> MATERIAL FOR THIS TASK:
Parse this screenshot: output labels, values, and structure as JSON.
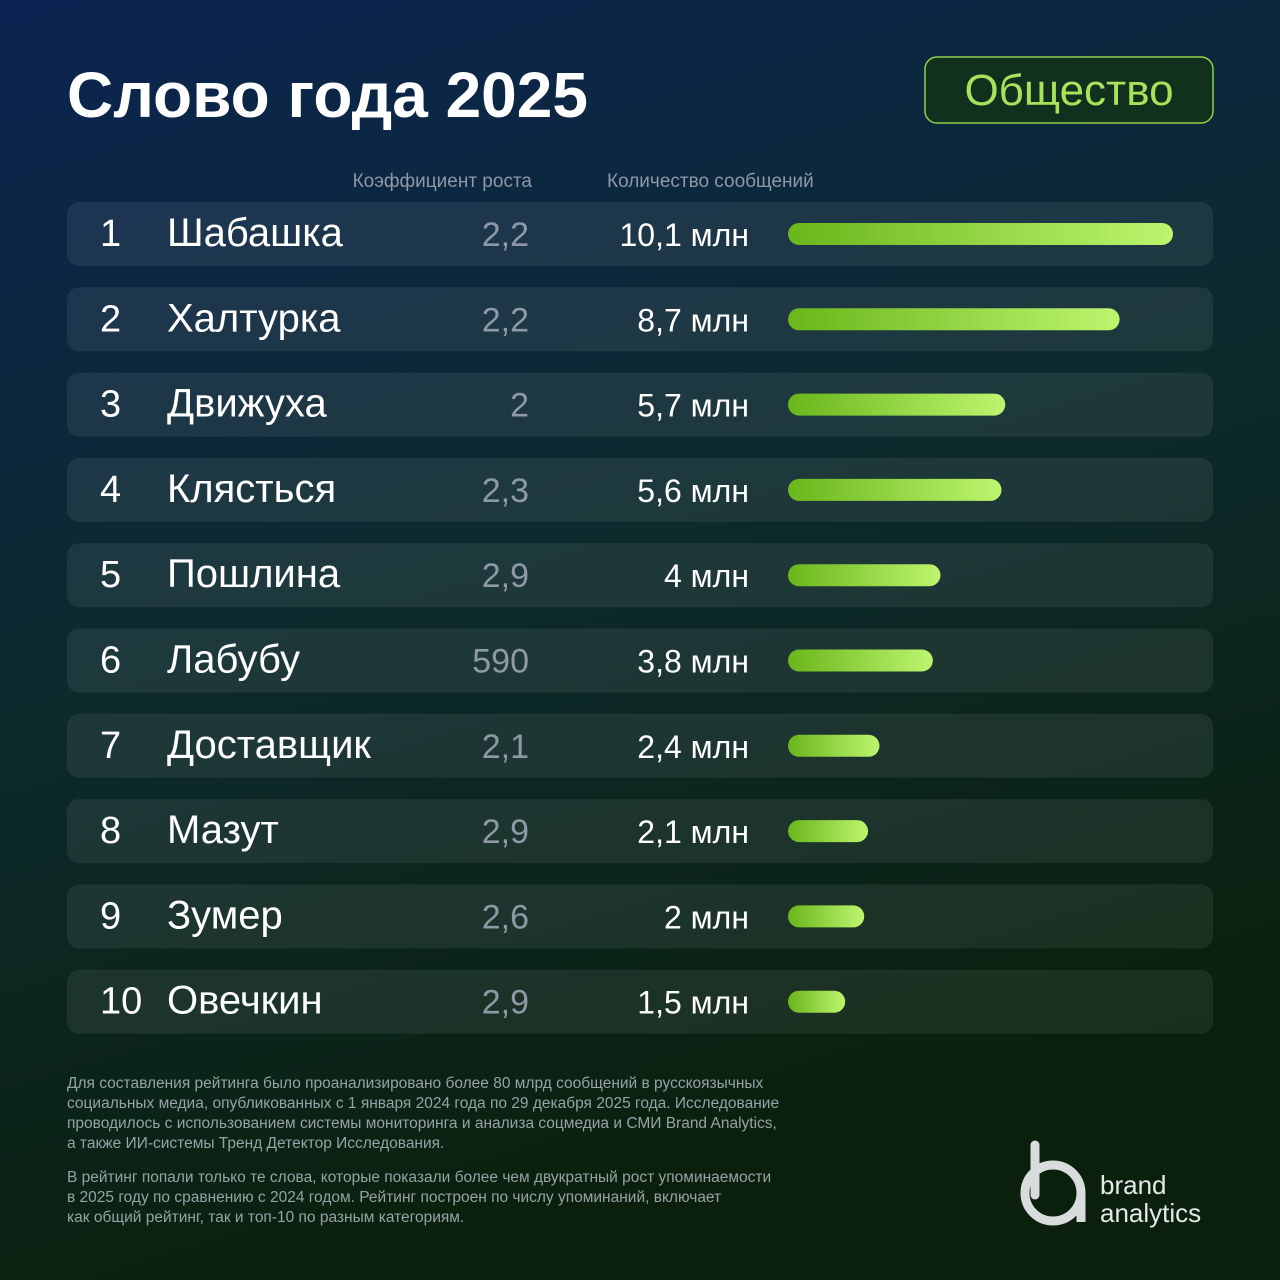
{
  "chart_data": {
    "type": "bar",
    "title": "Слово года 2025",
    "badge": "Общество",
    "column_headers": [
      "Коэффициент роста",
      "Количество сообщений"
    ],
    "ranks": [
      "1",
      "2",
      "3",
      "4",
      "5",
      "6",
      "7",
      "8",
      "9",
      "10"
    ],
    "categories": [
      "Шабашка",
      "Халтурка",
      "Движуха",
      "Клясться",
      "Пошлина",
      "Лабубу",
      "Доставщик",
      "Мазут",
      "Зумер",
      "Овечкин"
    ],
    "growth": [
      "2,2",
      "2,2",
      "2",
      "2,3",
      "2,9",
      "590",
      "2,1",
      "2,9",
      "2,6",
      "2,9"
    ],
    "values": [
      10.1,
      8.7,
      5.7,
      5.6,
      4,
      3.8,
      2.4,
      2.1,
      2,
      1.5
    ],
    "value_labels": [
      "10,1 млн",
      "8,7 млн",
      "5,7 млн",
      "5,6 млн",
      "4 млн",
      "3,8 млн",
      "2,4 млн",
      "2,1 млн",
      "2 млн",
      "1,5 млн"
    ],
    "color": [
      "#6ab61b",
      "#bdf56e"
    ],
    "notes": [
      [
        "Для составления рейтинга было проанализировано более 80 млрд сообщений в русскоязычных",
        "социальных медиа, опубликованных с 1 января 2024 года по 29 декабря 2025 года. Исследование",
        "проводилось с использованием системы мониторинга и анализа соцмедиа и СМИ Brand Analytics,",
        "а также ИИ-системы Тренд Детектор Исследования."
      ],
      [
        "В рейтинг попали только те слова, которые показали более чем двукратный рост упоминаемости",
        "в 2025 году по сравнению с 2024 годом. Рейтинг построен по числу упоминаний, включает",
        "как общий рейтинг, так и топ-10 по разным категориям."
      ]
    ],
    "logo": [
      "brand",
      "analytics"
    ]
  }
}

> WHAT YOU HAVE TO DO: Extract each line from the listing that holds the word "более".

> EXERCISE SOLUTION:
        "Для составления рейтинга было проанализировано более 80 млрд сообщений в русскоязычных",
        "В рейтинг попали только те слова, которые показали более чем двукратный рост упоминаемости",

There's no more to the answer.